▶ _TASK DETAILS_
Collect every line in the listing that contains the string "shade", matching case exactly.

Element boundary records
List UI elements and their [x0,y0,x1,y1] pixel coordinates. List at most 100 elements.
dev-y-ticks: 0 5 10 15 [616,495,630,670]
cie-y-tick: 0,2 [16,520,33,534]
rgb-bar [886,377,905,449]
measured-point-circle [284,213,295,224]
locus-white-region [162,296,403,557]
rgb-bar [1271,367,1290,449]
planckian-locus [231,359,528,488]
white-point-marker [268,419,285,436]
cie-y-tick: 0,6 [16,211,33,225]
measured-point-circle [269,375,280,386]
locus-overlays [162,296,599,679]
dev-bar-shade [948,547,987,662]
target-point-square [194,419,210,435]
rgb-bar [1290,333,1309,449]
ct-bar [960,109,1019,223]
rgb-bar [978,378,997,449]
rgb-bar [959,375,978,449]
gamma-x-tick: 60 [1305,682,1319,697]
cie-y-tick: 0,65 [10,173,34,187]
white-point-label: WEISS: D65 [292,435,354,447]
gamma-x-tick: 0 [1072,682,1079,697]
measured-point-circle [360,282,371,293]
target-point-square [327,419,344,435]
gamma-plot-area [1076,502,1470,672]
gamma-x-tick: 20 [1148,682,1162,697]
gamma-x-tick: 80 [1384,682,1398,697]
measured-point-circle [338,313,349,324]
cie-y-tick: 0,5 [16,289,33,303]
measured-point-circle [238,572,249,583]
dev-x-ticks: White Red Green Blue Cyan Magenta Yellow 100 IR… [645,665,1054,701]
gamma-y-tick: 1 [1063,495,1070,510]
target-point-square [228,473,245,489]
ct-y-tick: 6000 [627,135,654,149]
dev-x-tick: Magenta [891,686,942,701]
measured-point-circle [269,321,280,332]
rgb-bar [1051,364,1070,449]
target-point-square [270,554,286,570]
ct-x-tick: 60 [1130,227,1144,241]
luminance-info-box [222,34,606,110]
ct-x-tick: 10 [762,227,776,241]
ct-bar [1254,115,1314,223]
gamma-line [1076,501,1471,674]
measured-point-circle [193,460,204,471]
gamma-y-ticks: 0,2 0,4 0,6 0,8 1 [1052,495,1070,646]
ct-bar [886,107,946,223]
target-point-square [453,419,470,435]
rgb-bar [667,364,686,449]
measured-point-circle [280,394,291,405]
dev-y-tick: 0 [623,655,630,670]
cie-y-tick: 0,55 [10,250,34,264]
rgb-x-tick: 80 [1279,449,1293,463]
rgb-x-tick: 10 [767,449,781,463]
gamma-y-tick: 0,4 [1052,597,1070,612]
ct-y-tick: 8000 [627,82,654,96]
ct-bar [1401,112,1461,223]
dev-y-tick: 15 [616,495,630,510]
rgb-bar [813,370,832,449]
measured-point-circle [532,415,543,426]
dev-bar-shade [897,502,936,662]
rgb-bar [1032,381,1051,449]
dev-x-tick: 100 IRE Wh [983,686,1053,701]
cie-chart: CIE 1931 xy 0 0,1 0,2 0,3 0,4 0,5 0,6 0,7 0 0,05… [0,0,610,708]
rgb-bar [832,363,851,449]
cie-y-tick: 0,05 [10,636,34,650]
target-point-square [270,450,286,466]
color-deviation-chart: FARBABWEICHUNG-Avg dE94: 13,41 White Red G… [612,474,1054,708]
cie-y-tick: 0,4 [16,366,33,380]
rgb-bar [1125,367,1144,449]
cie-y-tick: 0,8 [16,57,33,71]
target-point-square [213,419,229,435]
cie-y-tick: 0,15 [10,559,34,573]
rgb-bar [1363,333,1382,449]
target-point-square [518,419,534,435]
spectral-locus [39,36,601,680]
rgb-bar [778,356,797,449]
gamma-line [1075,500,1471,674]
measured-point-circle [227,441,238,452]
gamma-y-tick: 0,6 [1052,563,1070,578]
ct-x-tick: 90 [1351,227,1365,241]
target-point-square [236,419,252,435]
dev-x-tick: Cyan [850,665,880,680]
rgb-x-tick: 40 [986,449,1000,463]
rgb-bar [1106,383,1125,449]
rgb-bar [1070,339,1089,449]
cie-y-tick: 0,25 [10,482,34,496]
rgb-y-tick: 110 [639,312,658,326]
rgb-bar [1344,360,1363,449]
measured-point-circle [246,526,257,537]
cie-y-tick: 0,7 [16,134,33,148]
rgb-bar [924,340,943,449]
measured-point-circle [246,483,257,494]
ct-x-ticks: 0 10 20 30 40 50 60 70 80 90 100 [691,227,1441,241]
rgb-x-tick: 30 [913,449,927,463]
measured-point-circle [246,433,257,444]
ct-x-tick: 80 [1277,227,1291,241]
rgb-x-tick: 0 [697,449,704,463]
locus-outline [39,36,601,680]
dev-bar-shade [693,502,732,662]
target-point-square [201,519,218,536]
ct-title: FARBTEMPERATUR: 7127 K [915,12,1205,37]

▶ _RESPONSE FOR THIS EXERCISE_
dev-bar-shade [948,547,987,662]
dev-bar-shade [897,502,936,662]
dev-bar-shade [693,502,732,662]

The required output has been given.